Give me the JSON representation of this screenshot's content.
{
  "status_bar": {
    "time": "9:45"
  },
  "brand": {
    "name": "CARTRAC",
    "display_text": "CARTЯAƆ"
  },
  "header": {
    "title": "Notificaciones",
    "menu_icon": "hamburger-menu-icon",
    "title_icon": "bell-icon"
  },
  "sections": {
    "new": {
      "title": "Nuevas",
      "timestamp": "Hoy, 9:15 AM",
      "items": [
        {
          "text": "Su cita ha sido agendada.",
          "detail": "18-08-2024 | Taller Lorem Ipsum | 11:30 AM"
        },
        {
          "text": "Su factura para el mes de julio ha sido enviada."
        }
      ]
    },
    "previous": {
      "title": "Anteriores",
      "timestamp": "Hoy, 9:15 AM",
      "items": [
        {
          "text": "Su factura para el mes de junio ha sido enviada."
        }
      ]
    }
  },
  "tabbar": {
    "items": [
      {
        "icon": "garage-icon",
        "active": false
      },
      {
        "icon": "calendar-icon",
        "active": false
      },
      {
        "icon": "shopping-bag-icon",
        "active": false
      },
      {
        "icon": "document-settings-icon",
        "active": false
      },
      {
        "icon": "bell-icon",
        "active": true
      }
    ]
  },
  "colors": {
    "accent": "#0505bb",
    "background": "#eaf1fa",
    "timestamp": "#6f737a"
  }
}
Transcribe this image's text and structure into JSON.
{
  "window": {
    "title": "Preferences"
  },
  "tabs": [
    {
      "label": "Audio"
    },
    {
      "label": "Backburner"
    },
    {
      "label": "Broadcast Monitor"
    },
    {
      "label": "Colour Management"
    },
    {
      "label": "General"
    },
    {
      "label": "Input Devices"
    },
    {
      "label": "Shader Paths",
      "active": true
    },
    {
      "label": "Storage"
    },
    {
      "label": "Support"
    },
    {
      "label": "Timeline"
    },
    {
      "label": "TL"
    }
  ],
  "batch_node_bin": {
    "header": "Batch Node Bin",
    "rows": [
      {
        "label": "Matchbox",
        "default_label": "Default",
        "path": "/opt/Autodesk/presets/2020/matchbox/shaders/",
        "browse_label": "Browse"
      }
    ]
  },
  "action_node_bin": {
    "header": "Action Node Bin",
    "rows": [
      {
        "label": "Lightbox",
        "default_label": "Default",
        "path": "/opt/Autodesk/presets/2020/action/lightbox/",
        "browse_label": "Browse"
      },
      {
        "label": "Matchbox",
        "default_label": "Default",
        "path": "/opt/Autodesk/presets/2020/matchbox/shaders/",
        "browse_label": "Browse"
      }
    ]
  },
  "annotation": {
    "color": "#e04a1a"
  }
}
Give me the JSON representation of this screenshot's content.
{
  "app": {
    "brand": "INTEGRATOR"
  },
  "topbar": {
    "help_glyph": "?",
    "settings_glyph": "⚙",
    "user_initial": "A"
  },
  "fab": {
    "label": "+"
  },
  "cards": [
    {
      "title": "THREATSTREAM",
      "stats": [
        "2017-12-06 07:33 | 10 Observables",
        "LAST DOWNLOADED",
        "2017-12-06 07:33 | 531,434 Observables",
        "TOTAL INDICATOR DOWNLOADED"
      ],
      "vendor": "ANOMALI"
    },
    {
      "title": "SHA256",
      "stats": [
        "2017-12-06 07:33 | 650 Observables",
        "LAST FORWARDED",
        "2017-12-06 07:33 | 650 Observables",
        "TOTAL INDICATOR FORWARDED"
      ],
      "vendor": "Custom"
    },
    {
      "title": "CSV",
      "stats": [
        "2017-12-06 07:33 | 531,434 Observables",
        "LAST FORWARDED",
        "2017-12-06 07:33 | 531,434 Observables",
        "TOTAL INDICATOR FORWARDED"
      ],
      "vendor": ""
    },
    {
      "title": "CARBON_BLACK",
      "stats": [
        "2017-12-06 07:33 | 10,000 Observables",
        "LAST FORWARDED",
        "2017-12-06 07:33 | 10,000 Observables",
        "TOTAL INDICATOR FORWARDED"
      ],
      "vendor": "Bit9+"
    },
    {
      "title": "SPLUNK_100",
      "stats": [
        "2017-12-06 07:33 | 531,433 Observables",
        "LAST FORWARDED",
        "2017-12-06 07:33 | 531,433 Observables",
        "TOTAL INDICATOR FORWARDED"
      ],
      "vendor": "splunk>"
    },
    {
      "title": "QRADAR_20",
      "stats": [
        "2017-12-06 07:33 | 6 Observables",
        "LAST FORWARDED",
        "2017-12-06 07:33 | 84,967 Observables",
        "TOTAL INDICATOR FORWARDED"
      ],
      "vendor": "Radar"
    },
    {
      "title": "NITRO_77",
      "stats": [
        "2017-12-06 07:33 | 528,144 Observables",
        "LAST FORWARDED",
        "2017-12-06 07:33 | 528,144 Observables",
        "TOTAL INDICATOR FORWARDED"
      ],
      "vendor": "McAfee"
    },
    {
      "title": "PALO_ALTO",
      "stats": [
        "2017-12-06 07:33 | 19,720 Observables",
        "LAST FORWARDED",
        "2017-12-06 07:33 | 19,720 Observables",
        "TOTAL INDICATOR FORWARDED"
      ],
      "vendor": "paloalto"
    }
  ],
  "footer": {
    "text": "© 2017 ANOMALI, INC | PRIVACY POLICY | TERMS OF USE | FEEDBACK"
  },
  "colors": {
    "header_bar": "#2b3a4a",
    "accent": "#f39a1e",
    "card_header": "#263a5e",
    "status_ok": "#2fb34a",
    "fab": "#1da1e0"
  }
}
# # #
Extract the complete set of records unchanged.

SOLUTION TO THIS PROBLEM:
Give me the JSON representation of this screenshot's content.
{
  "status_bar": {
    "time": "9:45"
  },
  "brand": {
    "name": "CARTRAC",
    "display_text": "CARTЯAƆ"
  },
  "header": {
    "title": "Notificaciones",
    "menu_icon": "hamburger-menu-icon",
    "title_icon": "bell-icon"
  },
  "sections": {
    "new": {
      "title": "Nuevas",
      "timestamp": "Hoy, 9:15 AM",
      "items": [
        {
          "text": "Su cita ha sido agendada.",
          "detail": "18-08-2024 | Taller Lorem Ipsum | 11:30 AM"
        },
        {
          "text": "Su factura para el mes de julio ha sido enviada."
        }
      ]
    },
    "previous": {
      "title": "Anteriores",
      "timestamp": "Hoy, 9:15 AM",
      "items": [
        {
          "text": "Su factura para el mes de junio ha sido enviada."
        }
      ]
    }
  },
  "tabbar": {
    "items": [
      {
        "icon": "garage-icon",
        "active": false
      },
      {
        "icon": "calendar-icon",
        "active": false
      },
      {
        "icon": "shopping-bag-icon",
        "active": false
      },
      {
        "icon": "document-settings-icon",
        "active": false
      },
      {
        "icon": "bell-icon",
        "active": true
      }
    ]
  },
  "colors": {
    "accent": "#0505bb",
    "background": "#eaf1fa",
    "timestamp": "#6f737a"
  }
}
Transcribe this image's text and structure into JSON.
{
  "window": {
    "title": "Preferences"
  },
  "tabs": [
    {
      "label": "Audio"
    },
    {
      "label": "Backburner"
    },
    {
      "label": "Broadcast Monitor"
    },
    {
      "label": "Colour Management"
    },
    {
      "label": "General"
    },
    {
      "label": "Input Devices"
    },
    {
      "label": "Shader Paths",
      "active": true
    },
    {
      "label": "Storage"
    },
    {
      "label": "Support"
    },
    {
      "label": "Timeline"
    },
    {
      "label": "TL"
    }
  ],
  "batch_node_bin": {
    "header": "Batch Node Bin",
    "rows": [
      {
        "label": "Matchbox",
        "default_label": "Default",
        "path": "/opt/Autodesk/presets/2020/matchbox/shaders/",
        "browse_label": "Browse"
      }
    ]
  },
  "action_node_bin": {
    "header": "Action Node Bin",
    "rows": [
      {
        "label": "Lightbox",
        "default_label": "Default",
        "path": "/opt/Autodesk/presets/2020/action/lightbox/",
        "browse_label": "Browse"
      },
      {
        "label": "Matchbox",
        "default_label": "Default",
        "path": "/opt/Autodesk/presets/2020/matchbox/shaders/",
        "browse_label": "Browse"
      }
    ]
  },
  "annotation": {
    "color": "#e04a1a"
  }
}
Give me the JSON representation of this screenshot's content.
{
  "app": {
    "brand": "INTEGRATOR"
  },
  "topbar": {
    "help_glyph": "?",
    "settings_glyph": "⚙",
    "user_initial": "A"
  },
  "fab": {
    "label": "+"
  },
  "cards": [
    {
      "title": "THREATSTREAM",
      "stats": [
        "2017-12-06 07:33 | 10 Observables",
        "LAST DOWNLOADED",
        "2017-12-06 07:33 | 531,434 Observables",
        "TOTAL INDICATOR DOWNLOADED"
      ],
      "vendor": "ANOMALI"
    },
    {
      "title": "SHA256",
      "stats": [
        "2017-12-06 07:33 | 650 Observables",
        "LAST FORWARDED",
        "2017-12-06 07:33 | 650 Observables",
        "TOTAL INDICATOR FORWARDED"
      ],
      "vendor": "Custom"
    },
    {
      "title": "CSV",
      "stats": [
        "2017-12-06 07:33 | 531,434 Observables",
        "LAST FORWARDED",
        "2017-12-06 07:33 | 531,434 Observables",
        "TOTAL INDICATOR FORWARDED"
      ],
      "vendor": ""
    },
    {
      "title": "CARBON_BLACK",
      "stats": [
        "2017-12-06 07:33 | 10,000 Observables",
        "LAST FORWARDED",
        "2017-12-06 07:33 | 10,000 Observables",
        "TOTAL INDICATOR FORWARDED"
      ],
      "vendor": "Bit9+"
    },
    {
      "title": "SPLUNK_100",
      "stats": [
        "2017-12-06 07:33 | 531,433 Observables",
        "LAST FORWARDED",
        "2017-12-06 07:33 | 531,433 Observables",
        "TOTAL INDICATOR FORWARDED"
      ],
      "vendor": "splunk>"
    },
    {
      "title": "QRADAR_20",
      "stats": [
        "2017-12-06 07:33 | 6 Observables",
        "LAST FORWARDED",
        "2017-12-06 07:33 | 84,967 Observables",
        "TOTAL INDICATOR FORWARDED"
      ],
      "vendor": "Radar"
    },
    {
      "title": "NITRO_77",
      "stats": [
        "2017-12-06 07:33 | 528,144 Observables",
        "LAST FORWARDED",
        "2017-12-06 07:33 | 528,144 Observables",
        "TOTAL INDICATOR FORWARDED"
      ],
      "vendor": "McAfee"
    },
    {
      "title": "PALO_ALTO",
      "stats": [
        "2017-12-06 07:33 | 19,720 Observables",
        "LAST FORWARDED",
        "2017-12-06 07:33 | 19,720 Observables",
        "TOTAL INDICATOR FORWARDED"
      ],
      "vendor": "paloalto"
    }
  ],
  "footer": {
    "text": "© 2017 ANOMALI, INC | PRIVACY POLICY | TERMS OF USE | FEEDBACK"
  },
  "colors": {
    "header_bar": "#2b3a4a",
    "accent": "#f39a1e",
    "card_header": "#263a5e",
    "status_ok": "#2fb34a",
    "fab": "#1da1e0"
  }
}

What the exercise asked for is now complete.